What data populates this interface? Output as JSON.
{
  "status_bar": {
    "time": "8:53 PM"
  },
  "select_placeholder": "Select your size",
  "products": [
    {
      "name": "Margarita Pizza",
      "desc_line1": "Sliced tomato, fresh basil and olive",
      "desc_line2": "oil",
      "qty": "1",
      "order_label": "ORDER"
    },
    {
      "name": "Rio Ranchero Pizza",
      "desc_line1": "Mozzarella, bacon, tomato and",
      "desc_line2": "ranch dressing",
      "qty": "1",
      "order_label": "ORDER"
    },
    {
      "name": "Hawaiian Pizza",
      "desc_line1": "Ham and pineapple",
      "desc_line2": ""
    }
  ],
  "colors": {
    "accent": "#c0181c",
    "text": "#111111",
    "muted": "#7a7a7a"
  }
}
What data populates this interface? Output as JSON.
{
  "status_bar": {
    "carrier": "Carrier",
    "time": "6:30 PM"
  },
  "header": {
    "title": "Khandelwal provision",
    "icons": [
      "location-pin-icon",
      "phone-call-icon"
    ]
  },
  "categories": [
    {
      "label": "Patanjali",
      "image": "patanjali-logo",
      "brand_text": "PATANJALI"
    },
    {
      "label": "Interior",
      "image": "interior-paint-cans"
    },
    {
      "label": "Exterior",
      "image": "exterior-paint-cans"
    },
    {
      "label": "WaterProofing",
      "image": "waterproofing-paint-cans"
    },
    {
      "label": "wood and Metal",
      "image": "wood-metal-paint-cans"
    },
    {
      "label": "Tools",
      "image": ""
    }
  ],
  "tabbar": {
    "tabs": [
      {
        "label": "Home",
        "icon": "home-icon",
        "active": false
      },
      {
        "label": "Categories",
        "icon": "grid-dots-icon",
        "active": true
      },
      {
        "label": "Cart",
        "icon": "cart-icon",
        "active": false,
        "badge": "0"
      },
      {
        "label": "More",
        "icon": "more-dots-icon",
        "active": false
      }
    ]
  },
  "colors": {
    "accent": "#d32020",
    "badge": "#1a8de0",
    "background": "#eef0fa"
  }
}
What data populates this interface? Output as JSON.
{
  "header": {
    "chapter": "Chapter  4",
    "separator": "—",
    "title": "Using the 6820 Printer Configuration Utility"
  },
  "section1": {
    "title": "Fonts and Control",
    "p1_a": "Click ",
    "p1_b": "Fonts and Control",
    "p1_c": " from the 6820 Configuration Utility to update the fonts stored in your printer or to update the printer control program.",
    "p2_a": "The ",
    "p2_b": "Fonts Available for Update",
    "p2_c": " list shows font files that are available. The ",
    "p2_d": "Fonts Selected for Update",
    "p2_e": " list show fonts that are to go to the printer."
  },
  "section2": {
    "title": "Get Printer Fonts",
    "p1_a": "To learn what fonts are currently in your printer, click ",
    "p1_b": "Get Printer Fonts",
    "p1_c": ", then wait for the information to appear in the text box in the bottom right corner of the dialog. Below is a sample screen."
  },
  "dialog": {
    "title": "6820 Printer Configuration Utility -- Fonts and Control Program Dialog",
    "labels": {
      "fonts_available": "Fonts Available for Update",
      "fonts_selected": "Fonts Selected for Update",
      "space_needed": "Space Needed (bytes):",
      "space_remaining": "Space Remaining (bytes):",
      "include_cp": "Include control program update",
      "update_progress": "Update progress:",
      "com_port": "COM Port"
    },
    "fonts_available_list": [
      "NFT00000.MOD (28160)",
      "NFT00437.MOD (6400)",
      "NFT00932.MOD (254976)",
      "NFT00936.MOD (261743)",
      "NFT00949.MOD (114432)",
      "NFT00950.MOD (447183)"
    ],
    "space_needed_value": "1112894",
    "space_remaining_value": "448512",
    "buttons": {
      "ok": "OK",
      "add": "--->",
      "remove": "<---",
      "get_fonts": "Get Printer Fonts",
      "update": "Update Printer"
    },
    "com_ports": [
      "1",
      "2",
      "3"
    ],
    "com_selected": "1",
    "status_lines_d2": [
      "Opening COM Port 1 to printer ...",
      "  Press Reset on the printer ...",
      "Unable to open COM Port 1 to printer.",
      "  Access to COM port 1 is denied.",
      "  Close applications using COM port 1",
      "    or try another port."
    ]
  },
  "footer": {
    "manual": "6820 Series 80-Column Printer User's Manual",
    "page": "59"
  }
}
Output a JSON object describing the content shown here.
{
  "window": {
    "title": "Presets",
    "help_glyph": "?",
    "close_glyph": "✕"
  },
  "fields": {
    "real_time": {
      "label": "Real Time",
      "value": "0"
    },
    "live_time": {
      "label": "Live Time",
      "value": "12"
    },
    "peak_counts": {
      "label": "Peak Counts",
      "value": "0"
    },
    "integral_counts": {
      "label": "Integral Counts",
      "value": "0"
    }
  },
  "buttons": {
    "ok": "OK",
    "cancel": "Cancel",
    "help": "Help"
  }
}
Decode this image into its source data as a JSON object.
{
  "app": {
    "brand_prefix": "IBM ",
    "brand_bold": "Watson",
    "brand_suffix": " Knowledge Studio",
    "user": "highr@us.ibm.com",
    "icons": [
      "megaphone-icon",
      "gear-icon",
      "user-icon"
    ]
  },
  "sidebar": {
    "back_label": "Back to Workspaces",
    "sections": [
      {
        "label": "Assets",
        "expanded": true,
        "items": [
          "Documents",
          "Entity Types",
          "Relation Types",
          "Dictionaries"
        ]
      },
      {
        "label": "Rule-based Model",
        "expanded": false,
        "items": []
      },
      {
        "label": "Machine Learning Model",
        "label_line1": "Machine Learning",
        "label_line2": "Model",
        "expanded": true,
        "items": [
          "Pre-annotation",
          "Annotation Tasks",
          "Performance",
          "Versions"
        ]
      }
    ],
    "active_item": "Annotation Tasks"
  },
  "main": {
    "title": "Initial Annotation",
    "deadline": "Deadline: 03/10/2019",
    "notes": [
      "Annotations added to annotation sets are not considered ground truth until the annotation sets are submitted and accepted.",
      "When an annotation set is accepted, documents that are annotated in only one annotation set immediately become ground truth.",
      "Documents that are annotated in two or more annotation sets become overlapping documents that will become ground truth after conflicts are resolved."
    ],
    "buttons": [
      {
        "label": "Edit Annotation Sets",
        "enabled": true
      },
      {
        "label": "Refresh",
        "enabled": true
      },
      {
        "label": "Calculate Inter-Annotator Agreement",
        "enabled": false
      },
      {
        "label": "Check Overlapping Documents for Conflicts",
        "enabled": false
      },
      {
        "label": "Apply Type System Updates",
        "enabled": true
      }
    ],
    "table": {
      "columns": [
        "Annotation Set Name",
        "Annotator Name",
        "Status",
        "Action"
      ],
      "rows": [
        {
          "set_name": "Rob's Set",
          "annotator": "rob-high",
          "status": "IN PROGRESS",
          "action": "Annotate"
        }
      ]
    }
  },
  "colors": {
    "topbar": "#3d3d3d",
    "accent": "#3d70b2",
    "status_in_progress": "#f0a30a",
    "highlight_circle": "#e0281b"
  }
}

===============

> **Problem**
Repeat all entries. Match them exactly.

> **Response to the task**
What data populates this interface? Output as JSON.
{
  "status_bar": {
    "time": "8:53 PM"
  },
  "select_placeholder": "Select your size",
  "products": [
    {
      "name": "Margarita Pizza",
      "desc_line1": "Sliced tomato, fresh basil and olive",
      "desc_line2": "oil",
      "qty": "1",
      "order_label": "ORDER"
    },
    {
      "name": "Rio Ranchero Pizza",
      "desc_line1": "Mozzarella, bacon, tomato and",
      "desc_line2": "ranch dressing",
      "qty": "1",
      "order_label": "ORDER"
    },
    {
      "name": "Hawaiian Pizza",
      "desc_line1": "Ham and pineapple",
      "desc_line2": ""
    }
  ],
  "colors": {
    "accent": "#c0181c",
    "text": "#111111",
    "muted": "#7a7a7a"
  }
}
What data populates this interface? Output as JSON.
{
  "status_bar": {
    "carrier": "Carrier",
    "time": "6:30 PM"
  },
  "header": {
    "title": "Khandelwal provision",
    "icons": [
      "location-pin-icon",
      "phone-call-icon"
    ]
  },
  "categories": [
    {
      "label": "Patanjali",
      "image": "patanjali-logo",
      "brand_text": "PATANJALI"
    },
    {
      "label": "Interior",
      "image": "interior-paint-cans"
    },
    {
      "label": "Exterior",
      "image": "exterior-paint-cans"
    },
    {
      "label": "WaterProofing",
      "image": "waterproofing-paint-cans"
    },
    {
      "label": "wood and Metal",
      "image": "wood-metal-paint-cans"
    },
    {
      "label": "Tools",
      "image": ""
    }
  ],
  "tabbar": {
    "tabs": [
      {
        "label": "Home",
        "icon": "home-icon",
        "active": false
      },
      {
        "label": "Categories",
        "icon": "grid-dots-icon",
        "active": true
      },
      {
        "label": "Cart",
        "icon": "cart-icon",
        "active": false,
        "badge": "0"
      },
      {
        "label": "More",
        "icon": "more-dots-icon",
        "active": false
      }
    ]
  },
  "colors": {
    "accent": "#d32020",
    "badge": "#1a8de0",
    "background": "#eef0fa"
  }
}
What data populates this interface? Output as JSON.
{
  "header": {
    "chapter": "Chapter  4",
    "separator": "—",
    "title": "Using the 6820 Printer Configuration Utility"
  },
  "section1": {
    "title": "Fonts and Control",
    "p1_a": "Click ",
    "p1_b": "Fonts and Control",
    "p1_c": " from the 6820 Configuration Utility to update the fonts stored in your printer or to update the printer control program.",
    "p2_a": "The ",
    "p2_b": "Fonts Available for Update",
    "p2_c": " list shows font files that are available. The ",
    "p2_d": "Fonts Selected for Update",
    "p2_e": " list show fonts that are to go to the printer."
  },
  "section2": {
    "title": "Get Printer Fonts",
    "p1_a": "To learn what fonts are currently in your printer, click ",
    "p1_b": "Get Printer Fonts",
    "p1_c": ", then wait for the information to appear in the text box in the bottom right corner of the dialog. Below is a sample screen."
  },
  "dialog": {
    "title": "6820 Printer Configuration Utility -- Fonts and Control Program Dialog",
    "labels": {
      "fonts_available": "Fonts Available for Update",
      "fonts_selected": "Fonts Selected for Update",
      "space_needed": "Space Needed (bytes):",
      "space_remaining": "Space Remaining (bytes):",
      "include_cp": "Include control program update",
      "update_progress": "Update progress:",
      "com_port": "COM Port"
    },
    "fonts_available_list": [
      "NFT00000.MOD (28160)",
      "NFT00437.MOD (6400)",
      "NFT00932.MOD (254976)",
      "NFT00936.MOD (261743)",
      "NFT00949.MOD (114432)",
      "NFT00950.MOD (447183)"
    ],
    "space_needed_value": "1112894",
    "space_remaining_value": "448512",
    "buttons": {
      "ok": "OK",
      "add": "--->",
      "remove": "<---",
      "get_fonts": "Get Printer Fonts",
      "update": "Update Printer"
    },
    "com_ports": [
      "1",
      "2",
      "3"
    ],
    "com_selected": "1",
    "status_lines_d2": [
      "Opening COM Port 1 to printer ...",
      "  Press Reset on the printer ...",
      "Unable to open COM Port 1 to printer.",
      "  Access to COM port 1 is denied.",
      "  Close applications using COM port 1",
      "    or try another port."
    ]
  },
  "footer": {
    "manual": "6820 Series 80-Column Printer User's Manual",
    "page": "59"
  }
}
Output a JSON object describing the content shown here.
{
  "window": {
    "title": "Presets",
    "help_glyph": "?",
    "close_glyph": "✕"
  },
  "fields": {
    "real_time": {
      "label": "Real Time",
      "value": "0"
    },
    "live_time": {
      "label": "Live Time",
      "value": "12"
    },
    "peak_counts": {
      "label": "Peak Counts",
      "value": "0"
    },
    "integral_counts": {
      "label": "Integral Counts",
      "value": "0"
    }
  },
  "buttons": {
    "ok": "OK",
    "cancel": "Cancel",
    "help": "Help"
  }
}
Decode this image into its source data as a JSON object.
{
  "app": {
    "brand_prefix": "IBM ",
    "brand_bold": "Watson",
    "brand_suffix": " Knowledge Studio",
    "user": "highr@us.ibm.com",
    "icons": [
      "megaphone-icon",
      "gear-icon",
      "user-icon"
    ]
  },
  "sidebar": {
    "back_label": "Back to Workspaces",
    "sections": [
      {
        "label": "Assets",
        "expanded": true,
        "items": [
          "Documents",
          "Entity Types",
          "Relation Types",
          "Dictionaries"
        ]
      },
      {
        "label": "Rule-based Model",
        "expanded": false,
        "items": []
      },
      {
        "label": "Machine Learning Model",
        "label_line1": "Machine Learning",
        "label_line2": "Model",
        "expanded": true,
        "items": [
          "Pre-annotation",
          "Annotation Tasks",
          "Performance",
          "Versions"
        ]
      }
    ],
    "active_item": "Annotation Tasks"
  },
  "main": {
    "title": "Initial Annotation",
    "deadline": "Deadline: 03/10/2019",
    "notes": [
      "Annotations added to annotation sets are not considered ground truth until the annotation sets are submitted and accepted.",
      "When an annotation set is accepted, documents that are annotated in only one annotation set immediately become ground truth.",
      "Documents that are annotated in two or more annotation sets become overlapping documents that will become ground truth after conflicts are resolved."
    ],
    "buttons": [
      {
        "label": "Edit Annotation Sets",
        "enabled": true
      },
      {
        "label": "Refresh",
        "enabled": true
      },
      {
        "label": "Calculate Inter-Annotator Agreement",
        "enabled": false
      },
      {
        "label": "Check Overlapping Documents for Conflicts",
        "enabled": false
      },
      {
        "label": "Apply Type System Updates",
        "enabled": true
      }
    ],
    "table": {
      "columns": [
        "Annotation Set Name",
        "Annotator Name",
        "Status",
        "Action"
      ],
      "rows": [
        {
          "set_name": "Rob's Set",
          "annotator": "rob-high",
          "status": "IN PROGRESS",
          "action": "Annotate"
        }
      ]
    }
  },
  "colors": {
    "topbar": "#3d3d3d",
    "accent": "#3d70b2",
    "status_in_progress": "#f0a30a",
    "highlight_circle": "#e0281b"
  }
}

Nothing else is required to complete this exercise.